STATED EXERCISE ▸ Would it be possible to quote, exactly and in full, the lines from the one with "Extract all readable text from this page." through the end of the entries below?

SOURCE DATA ▸
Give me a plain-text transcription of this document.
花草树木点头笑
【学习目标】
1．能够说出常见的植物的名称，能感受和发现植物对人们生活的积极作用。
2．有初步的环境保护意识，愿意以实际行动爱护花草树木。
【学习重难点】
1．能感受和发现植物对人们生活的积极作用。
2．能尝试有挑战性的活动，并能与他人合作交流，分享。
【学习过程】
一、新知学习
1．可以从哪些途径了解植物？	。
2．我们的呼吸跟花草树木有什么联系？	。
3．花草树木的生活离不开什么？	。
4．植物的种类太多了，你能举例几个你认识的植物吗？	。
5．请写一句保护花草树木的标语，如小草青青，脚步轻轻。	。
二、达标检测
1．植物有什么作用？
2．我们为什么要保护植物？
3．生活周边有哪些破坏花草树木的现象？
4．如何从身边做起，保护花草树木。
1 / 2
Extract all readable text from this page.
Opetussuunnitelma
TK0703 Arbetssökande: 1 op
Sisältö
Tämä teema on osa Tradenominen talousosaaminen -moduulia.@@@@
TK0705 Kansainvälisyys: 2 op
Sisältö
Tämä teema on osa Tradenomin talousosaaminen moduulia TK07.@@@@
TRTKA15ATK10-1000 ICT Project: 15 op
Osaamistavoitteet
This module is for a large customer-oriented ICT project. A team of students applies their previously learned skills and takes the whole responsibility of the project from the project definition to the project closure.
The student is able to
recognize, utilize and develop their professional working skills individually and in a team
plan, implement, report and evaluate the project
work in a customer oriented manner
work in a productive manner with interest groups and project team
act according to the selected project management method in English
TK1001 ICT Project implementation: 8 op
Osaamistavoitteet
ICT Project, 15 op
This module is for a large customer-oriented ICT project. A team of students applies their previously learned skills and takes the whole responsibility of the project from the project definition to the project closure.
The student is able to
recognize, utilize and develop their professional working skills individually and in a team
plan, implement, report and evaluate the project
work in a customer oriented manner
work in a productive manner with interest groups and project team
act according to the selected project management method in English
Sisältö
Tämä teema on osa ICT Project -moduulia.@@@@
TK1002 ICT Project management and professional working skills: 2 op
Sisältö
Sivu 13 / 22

ANSWER FOR THE TASK ▸
Extract all readable text from this page.
Opetussuunnitelma
TK0703 Arbetssökande: 1 op
Sisältö
Tämä teema on osa Tradenominen talousosaaminen -moduulia.@@@@
TK0705 Kansainvälisyys: 2 op
Sisältö
Tämä teema on osa Tradenomin talousosaaminen moduulia TK07.@@@@
TRTKA15ATK10-1000 ICT Project: 15 op
Osaamistavoitteet
This module is for a large customer-oriented ICT project. A team of students applies their previously learned skills and takes the whole responsibility of the project from the project definition to the project closure.
The student is able to
recognize, utilize and develop their professional working skills individually and in a team
plan, implement, report and evaluate the project
work in a customer oriented manner
work in a productive manner with interest groups and project team
act according to the selected project management method in English
TK1001 ICT Project implementation: 8 op
Osaamistavoitteet
ICT Project, 15 op
This module is for a large customer-oriented ICT project. A team of students applies their previously learned skills and takes the whole responsibility of the project from the project definition to the project closure.
The student is able to
recognize, utilize and develop their professional working skills individually and in a team
plan, implement, report and evaluate the project
work in a customer oriented manner
work in a productive manner with interest groups and project team
act according to the selected project management method in English
Sisältö
Tämä teema on osa ICT Project -moduulia.@@@@
TK1002 ICT Project management and professional working skills: 2 op
Sisältö
Sivu 13 / 22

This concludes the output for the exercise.